GOAL:
Return all the data below as it stands, minus the pictures.

— begin DATASET EXCERPTS —

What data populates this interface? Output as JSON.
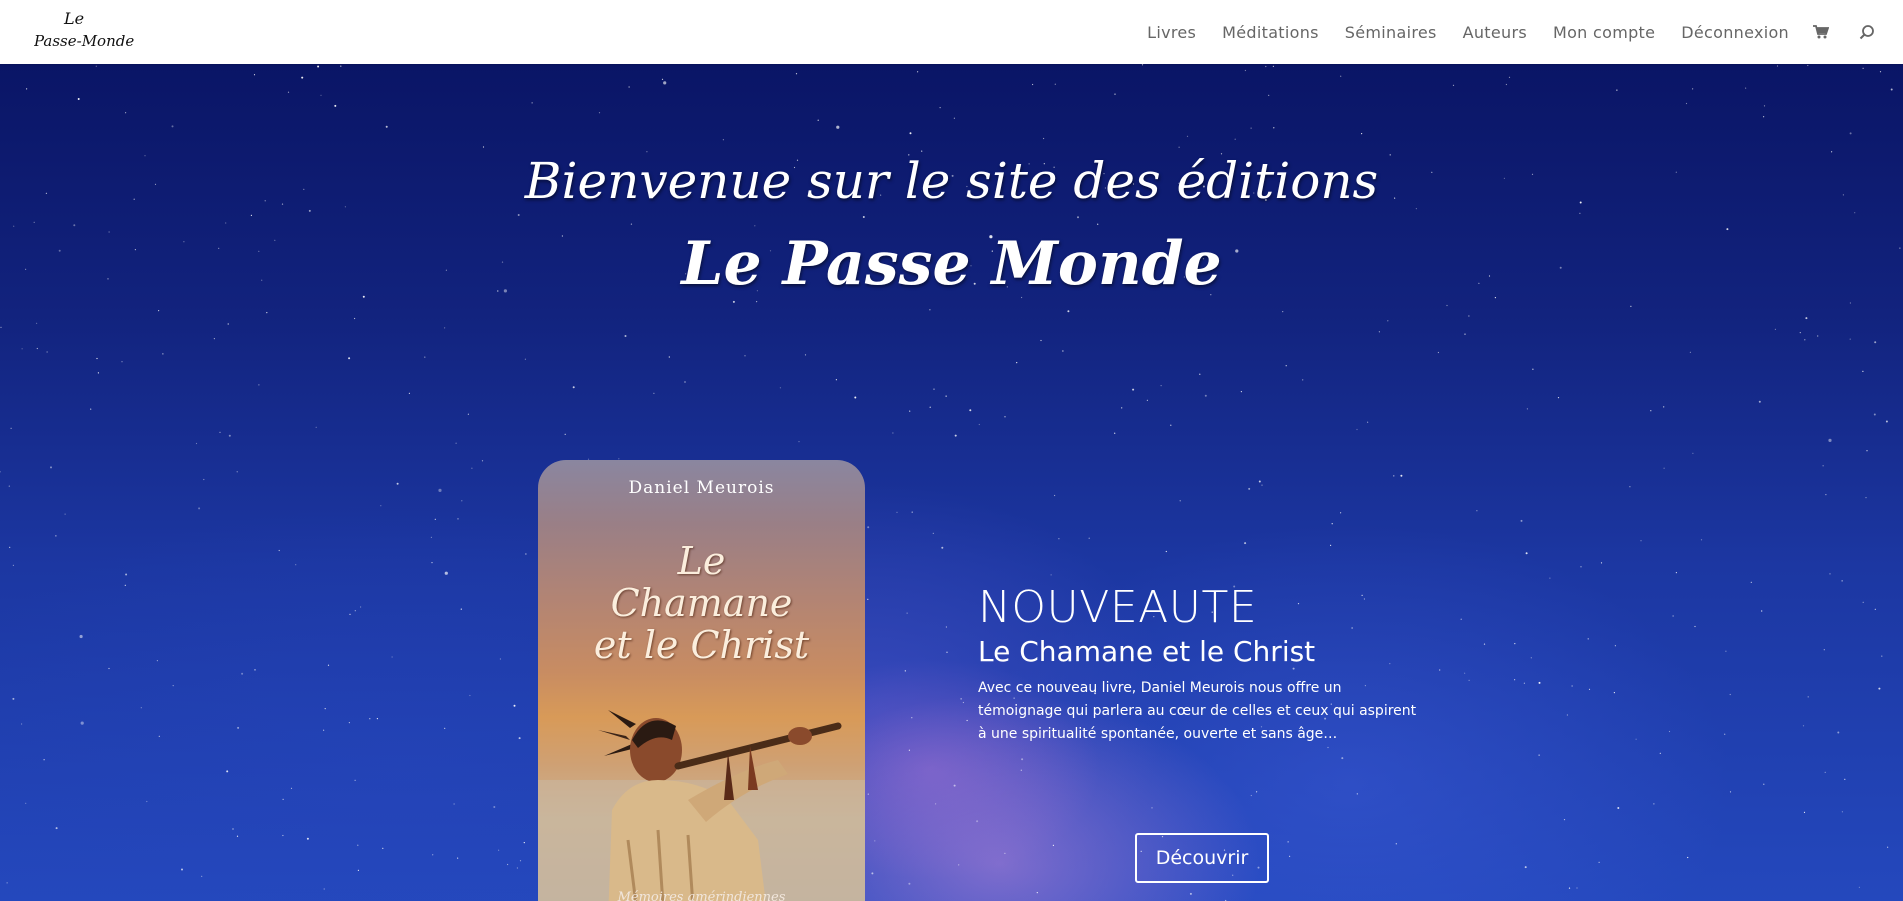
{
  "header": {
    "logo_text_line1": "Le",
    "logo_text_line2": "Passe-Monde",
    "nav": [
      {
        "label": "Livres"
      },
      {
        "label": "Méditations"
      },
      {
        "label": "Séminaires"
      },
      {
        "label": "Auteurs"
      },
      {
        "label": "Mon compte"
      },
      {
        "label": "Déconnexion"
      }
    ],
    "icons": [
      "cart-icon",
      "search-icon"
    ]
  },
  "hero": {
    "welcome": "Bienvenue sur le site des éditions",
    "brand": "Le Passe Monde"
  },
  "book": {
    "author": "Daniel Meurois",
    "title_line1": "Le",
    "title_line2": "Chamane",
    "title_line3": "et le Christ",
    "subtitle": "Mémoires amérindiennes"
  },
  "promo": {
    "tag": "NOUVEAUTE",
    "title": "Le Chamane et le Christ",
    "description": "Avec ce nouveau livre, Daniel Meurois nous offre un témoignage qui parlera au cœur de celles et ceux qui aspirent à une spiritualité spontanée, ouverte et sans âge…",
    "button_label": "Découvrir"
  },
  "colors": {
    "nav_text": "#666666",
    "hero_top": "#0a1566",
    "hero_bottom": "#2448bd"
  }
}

— end DATASET EXCERPTS —

PROBLEM SOLUTION:
What data populates this interface? Output as JSON.
{
  "header": {
    "logo_text_line1": "Le",
    "logo_text_line2": "Passe-Monde",
    "nav": [
      {
        "label": "Livres"
      },
      {
        "label": "Méditations"
      },
      {
        "label": "Séminaires"
      },
      {
        "label": "Auteurs"
      },
      {
        "label": "Mon compte"
      },
      {
        "label": "Déconnexion"
      }
    ],
    "icons": [
      "cart-icon",
      "search-icon"
    ]
  },
  "hero": {
    "welcome": "Bienvenue sur le site des éditions",
    "brand": "Le Passe Monde"
  },
  "book": {
    "author": "Daniel Meurois",
    "title_line1": "Le",
    "title_line2": "Chamane",
    "title_line3": "et le Christ",
    "subtitle": "Mémoires amérindiennes"
  },
  "promo": {
    "tag": "NOUVEAUTE",
    "title": "Le Chamane et le Christ",
    "description": "Avec ce nouveau livre, Daniel Meurois nous offre un témoignage qui parlera au cœur de celles et ceux qui aspirent à une spiritualité spontanée, ouverte et sans âge…",
    "button_label": "Découvrir"
  },
  "colors": {
    "nav_text": "#666666",
    "hero_top": "#0a1566",
    "hero_bottom": "#2448bd"
  }
}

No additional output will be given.